Exercise description:
All entries must be extracted exactly, with nothing added or dropped.
■ ■ ■ ■ ■ ■ ■
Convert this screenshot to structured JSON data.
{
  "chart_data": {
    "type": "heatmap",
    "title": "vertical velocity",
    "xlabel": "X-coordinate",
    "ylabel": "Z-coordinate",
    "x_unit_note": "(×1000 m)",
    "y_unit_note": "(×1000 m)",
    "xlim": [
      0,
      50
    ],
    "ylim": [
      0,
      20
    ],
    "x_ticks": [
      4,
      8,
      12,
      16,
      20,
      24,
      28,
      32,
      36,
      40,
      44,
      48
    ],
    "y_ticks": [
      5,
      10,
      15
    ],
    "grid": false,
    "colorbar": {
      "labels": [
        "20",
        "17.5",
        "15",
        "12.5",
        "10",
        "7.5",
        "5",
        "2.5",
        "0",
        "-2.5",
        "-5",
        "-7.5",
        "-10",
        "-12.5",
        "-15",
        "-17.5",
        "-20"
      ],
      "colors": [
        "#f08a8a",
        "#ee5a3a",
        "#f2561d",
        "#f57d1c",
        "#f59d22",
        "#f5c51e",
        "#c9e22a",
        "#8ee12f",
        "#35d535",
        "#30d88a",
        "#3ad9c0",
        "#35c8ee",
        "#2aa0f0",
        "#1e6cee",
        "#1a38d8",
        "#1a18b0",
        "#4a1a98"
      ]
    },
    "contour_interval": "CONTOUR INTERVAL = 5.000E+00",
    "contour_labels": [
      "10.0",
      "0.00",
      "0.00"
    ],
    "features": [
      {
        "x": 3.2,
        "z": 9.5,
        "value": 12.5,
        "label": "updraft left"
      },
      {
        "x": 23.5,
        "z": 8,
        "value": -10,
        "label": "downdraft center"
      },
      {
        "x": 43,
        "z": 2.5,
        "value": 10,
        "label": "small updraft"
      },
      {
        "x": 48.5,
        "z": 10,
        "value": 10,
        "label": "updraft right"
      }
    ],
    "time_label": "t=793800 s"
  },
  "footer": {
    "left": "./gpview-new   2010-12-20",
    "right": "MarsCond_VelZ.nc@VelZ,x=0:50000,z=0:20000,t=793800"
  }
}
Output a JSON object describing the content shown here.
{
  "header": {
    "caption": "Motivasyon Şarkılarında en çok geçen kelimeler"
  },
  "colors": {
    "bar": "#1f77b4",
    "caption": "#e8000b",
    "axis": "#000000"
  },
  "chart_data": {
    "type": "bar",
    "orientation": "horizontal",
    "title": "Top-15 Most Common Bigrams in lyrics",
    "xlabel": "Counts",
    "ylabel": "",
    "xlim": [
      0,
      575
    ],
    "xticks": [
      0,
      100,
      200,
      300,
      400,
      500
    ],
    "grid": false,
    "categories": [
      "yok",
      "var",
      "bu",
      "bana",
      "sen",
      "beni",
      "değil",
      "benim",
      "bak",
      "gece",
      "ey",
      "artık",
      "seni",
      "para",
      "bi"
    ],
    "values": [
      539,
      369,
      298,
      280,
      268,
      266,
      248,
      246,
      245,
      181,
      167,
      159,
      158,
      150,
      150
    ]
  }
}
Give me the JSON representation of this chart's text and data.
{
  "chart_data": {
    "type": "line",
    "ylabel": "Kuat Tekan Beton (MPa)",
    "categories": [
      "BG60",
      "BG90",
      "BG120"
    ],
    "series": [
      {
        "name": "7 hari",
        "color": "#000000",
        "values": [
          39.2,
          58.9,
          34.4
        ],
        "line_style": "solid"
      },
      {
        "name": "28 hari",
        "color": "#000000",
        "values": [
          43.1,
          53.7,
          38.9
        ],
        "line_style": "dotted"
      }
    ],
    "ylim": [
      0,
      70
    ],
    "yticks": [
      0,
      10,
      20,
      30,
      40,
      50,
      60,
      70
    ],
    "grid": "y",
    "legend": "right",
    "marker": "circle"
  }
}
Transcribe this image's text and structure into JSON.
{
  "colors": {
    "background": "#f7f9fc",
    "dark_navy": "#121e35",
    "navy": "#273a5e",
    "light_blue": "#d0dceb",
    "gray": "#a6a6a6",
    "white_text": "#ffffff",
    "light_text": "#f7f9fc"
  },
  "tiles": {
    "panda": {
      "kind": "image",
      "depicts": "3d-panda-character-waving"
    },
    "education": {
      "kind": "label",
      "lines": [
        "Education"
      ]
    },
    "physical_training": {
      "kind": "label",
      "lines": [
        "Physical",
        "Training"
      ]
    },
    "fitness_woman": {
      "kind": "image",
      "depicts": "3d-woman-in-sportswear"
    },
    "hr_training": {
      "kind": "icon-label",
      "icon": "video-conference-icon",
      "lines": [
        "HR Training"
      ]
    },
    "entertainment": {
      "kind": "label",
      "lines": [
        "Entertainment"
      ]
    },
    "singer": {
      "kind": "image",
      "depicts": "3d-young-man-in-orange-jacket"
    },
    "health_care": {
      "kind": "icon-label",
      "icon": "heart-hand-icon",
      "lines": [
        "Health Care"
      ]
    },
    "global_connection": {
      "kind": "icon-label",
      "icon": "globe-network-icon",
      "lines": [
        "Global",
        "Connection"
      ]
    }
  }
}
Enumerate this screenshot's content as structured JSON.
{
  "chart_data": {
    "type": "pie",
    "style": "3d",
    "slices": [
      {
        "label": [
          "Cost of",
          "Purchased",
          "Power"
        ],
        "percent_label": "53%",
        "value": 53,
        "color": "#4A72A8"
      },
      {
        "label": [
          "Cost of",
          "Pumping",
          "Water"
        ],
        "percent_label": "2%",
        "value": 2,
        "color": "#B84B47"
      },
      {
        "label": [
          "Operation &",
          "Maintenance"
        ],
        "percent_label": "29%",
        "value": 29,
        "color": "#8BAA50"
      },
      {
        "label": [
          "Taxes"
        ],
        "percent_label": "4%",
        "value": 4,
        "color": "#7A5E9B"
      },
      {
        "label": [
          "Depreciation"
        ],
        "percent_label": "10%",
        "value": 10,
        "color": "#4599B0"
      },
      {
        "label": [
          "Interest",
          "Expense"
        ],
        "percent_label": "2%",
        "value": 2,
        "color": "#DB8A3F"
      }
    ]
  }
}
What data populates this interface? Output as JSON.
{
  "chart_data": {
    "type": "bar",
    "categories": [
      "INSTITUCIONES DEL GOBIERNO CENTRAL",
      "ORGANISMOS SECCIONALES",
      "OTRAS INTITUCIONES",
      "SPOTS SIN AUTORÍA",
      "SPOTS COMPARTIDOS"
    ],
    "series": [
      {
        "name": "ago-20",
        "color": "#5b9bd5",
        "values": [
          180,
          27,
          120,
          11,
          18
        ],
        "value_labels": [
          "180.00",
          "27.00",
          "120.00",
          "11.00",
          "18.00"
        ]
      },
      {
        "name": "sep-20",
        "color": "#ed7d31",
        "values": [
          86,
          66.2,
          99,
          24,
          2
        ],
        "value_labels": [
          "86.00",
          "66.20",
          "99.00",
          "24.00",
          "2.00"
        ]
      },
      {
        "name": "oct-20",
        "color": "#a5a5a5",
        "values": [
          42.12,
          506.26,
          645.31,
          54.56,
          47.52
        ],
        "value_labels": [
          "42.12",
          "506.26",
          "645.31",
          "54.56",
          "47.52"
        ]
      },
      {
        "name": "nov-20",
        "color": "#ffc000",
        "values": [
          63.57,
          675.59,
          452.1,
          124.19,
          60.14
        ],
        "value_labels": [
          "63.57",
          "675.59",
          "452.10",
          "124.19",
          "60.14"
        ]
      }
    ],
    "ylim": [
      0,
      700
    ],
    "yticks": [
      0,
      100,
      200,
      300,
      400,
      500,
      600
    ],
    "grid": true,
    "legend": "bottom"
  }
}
■ ■ ■ ■ ■ ■ ■
Answer to this exercise:
Convert this screenshot to structured JSON data.
{
  "chart_data": {
    "type": "heatmap",
    "title": "vertical velocity",
    "xlabel": "X-coordinate",
    "ylabel": "Z-coordinate",
    "x_unit_note": "(×1000 m)",
    "y_unit_note": "(×1000 m)",
    "xlim": [
      0,
      50
    ],
    "ylim": [
      0,
      20
    ],
    "x_ticks": [
      4,
      8,
      12,
      16,
      20,
      24,
      28,
      32,
      36,
      40,
      44,
      48
    ],
    "y_ticks": [
      5,
      10,
      15
    ],
    "grid": false,
    "colorbar": {
      "labels": [
        "20",
        "17.5",
        "15",
        "12.5",
        "10",
        "7.5",
        "5",
        "2.5",
        "0",
        "-2.5",
        "-5",
        "-7.5",
        "-10",
        "-12.5",
        "-15",
        "-17.5",
        "-20"
      ],
      "colors": [
        "#f08a8a",
        "#ee5a3a",
        "#f2561d",
        "#f57d1c",
        "#f59d22",
        "#f5c51e",
        "#c9e22a",
        "#8ee12f",
        "#35d535",
        "#30d88a",
        "#3ad9c0",
        "#35c8ee",
        "#2aa0f0",
        "#1e6cee",
        "#1a38d8",
        "#1a18b0",
        "#4a1a98"
      ]
    },
    "contour_interval": "CONTOUR INTERVAL = 5.000E+00",
    "contour_labels": [
      "10.0",
      "0.00",
      "0.00"
    ],
    "features": [
      {
        "x": 3.2,
        "z": 9.5,
        "value": 12.5,
        "label": "updraft left"
      },
      {
        "x": 23.5,
        "z": 8,
        "value": -10,
        "label": "downdraft center"
      },
      {
        "x": 43,
        "z": 2.5,
        "value": 10,
        "label": "small updraft"
      },
      {
        "x": 48.5,
        "z": 10,
        "value": 10,
        "label": "updraft right"
      }
    ],
    "time_label": "t=793800 s"
  },
  "footer": {
    "left": "./gpview-new   2010-12-20",
    "right": "MarsCond_VelZ.nc@VelZ,x=0:50000,z=0:20000,t=793800"
  }
}
Output a JSON object describing the content shown here.
{
  "header": {
    "caption": "Motivasyon Şarkılarında en çok geçen kelimeler"
  },
  "colors": {
    "bar": "#1f77b4",
    "caption": "#e8000b",
    "axis": "#000000"
  },
  "chart_data": {
    "type": "bar",
    "orientation": "horizontal",
    "title": "Top-15 Most Common Bigrams in lyrics",
    "xlabel": "Counts",
    "ylabel": "",
    "xlim": [
      0,
      575
    ],
    "xticks": [
      0,
      100,
      200,
      300,
      400,
      500
    ],
    "grid": false,
    "categories": [
      "yok",
      "var",
      "bu",
      "bana",
      "sen",
      "beni",
      "değil",
      "benim",
      "bak",
      "gece",
      "ey",
      "artık",
      "seni",
      "para",
      "bi"
    ],
    "values": [
      539,
      369,
      298,
      280,
      268,
      266,
      248,
      246,
      245,
      181,
      167,
      159,
      158,
      150,
      150
    ]
  }
}
Give me the JSON representation of this chart's text and data.
{
  "chart_data": {
    "type": "line",
    "ylabel": "Kuat Tekan Beton (MPa)",
    "categories": [
      "BG60",
      "BG90",
      "BG120"
    ],
    "series": [
      {
        "name": "7 hari",
        "color": "#000000",
        "values": [
          39.2,
          58.9,
          34.4
        ],
        "line_style": "solid"
      },
      {
        "name": "28 hari",
        "color": "#000000",
        "values": [
          43.1,
          53.7,
          38.9
        ],
        "line_style": "dotted"
      }
    ],
    "ylim": [
      0,
      70
    ],
    "yticks": [
      0,
      10,
      20,
      30,
      40,
      50,
      60,
      70
    ],
    "grid": "y",
    "legend": "right",
    "marker": "circle"
  }
}
Transcribe this image's text and structure into JSON.
{
  "colors": {
    "background": "#f7f9fc",
    "dark_navy": "#121e35",
    "navy": "#273a5e",
    "light_blue": "#d0dceb",
    "gray": "#a6a6a6",
    "white_text": "#ffffff",
    "light_text": "#f7f9fc"
  },
  "tiles": {
    "panda": {
      "kind": "image",
      "depicts": "3d-panda-character-waving"
    },
    "education": {
      "kind": "label",
      "lines": [
        "Education"
      ]
    },
    "physical_training": {
      "kind": "label",
      "lines": [
        "Physical",
        "Training"
      ]
    },
    "fitness_woman": {
      "kind": "image",
      "depicts": "3d-woman-in-sportswear"
    },
    "hr_training": {
      "kind": "icon-label",
      "icon": "video-conference-icon",
      "lines": [
        "HR Training"
      ]
    },
    "entertainment": {
      "kind": "label",
      "lines": [
        "Entertainment"
      ]
    },
    "singer": {
      "kind": "image",
      "depicts": "3d-young-man-in-orange-jacket"
    },
    "health_care": {
      "kind": "icon-label",
      "icon": "heart-hand-icon",
      "lines": [
        "Health Care"
      ]
    },
    "global_connection": {
      "kind": "icon-label",
      "icon": "globe-network-icon",
      "lines": [
        "Global",
        "Connection"
      ]
    }
  }
}
Enumerate this screenshot's content as structured JSON.
{
  "chart_data": {
    "type": "pie",
    "style": "3d",
    "slices": [
      {
        "label": [
          "Cost of",
          "Purchased",
          "Power"
        ],
        "percent_label": "53%",
        "value": 53,
        "color": "#4A72A8"
      },
      {
        "label": [
          "Cost of",
          "Pumping",
          "Water"
        ],
        "percent_label": "2%",
        "value": 2,
        "color": "#B84B47"
      },
      {
        "label": [
          "Operation &",
          "Maintenance"
        ],
        "percent_label": "29%",
        "value": 29,
        "color": "#8BAA50"
      },
      {
        "label": [
          "Taxes"
        ],
        "percent_label": "4%",
        "value": 4,
        "color": "#7A5E9B"
      },
      {
        "label": [
          "Depreciation"
        ],
        "percent_label": "10%",
        "value": 10,
        "color": "#4599B0"
      },
      {
        "label": [
          "Interest",
          "Expense"
        ],
        "percent_label": "2%",
        "value": 2,
        "color": "#DB8A3F"
      }
    ]
  }
}
What data populates this interface? Output as JSON.
{
  "chart_data": {
    "type": "bar",
    "categories": [
      "INSTITUCIONES DEL GOBIERNO CENTRAL",
      "ORGANISMOS SECCIONALES",
      "OTRAS INTITUCIONES",
      "SPOTS SIN AUTORÍA",
      "SPOTS COMPARTIDOS"
    ],
    "series": [
      {
        "name": "ago-20",
        "color": "#5b9bd5",
        "values": [
          180,
          27,
          120,
          11,
          18
        ],
        "value_labels": [
          "180.00",
          "27.00",
          "120.00",
          "11.00",
          "18.00"
        ]
      },
      {
        "name": "sep-20",
        "color": "#ed7d31",
        "values": [
          86,
          66.2,
          99,
          24,
          2
        ],
        "value_labels": [
          "86.00",
          "66.20",
          "99.00",
          "24.00",
          "2.00"
        ]
      },
      {
        "name": "oct-20",
        "color": "#a5a5a5",
        "values": [
          42.12,
          506.26,
          645.31,
          54.56,
          47.52
        ],
        "value_labels": [
          "42.12",
          "506.26",
          "645.31",
          "54.56",
          "47.52"
        ]
      },
      {
        "name": "nov-20",
        "color": "#ffc000",
        "values": [
          63.57,
          675.59,
          452.1,
          124.19,
          60.14
        ],
        "value_labels": [
          "63.57",
          "675.59",
          "452.10",
          "124.19",
          "60.14"
        ]
      }
    ],
    "ylim": [
      0,
      700
    ],
    "yticks": [
      0,
      100,
      200,
      300,
      400,
      500,
      600
    ],
    "grid": true,
    "legend": "bottom"
  }
}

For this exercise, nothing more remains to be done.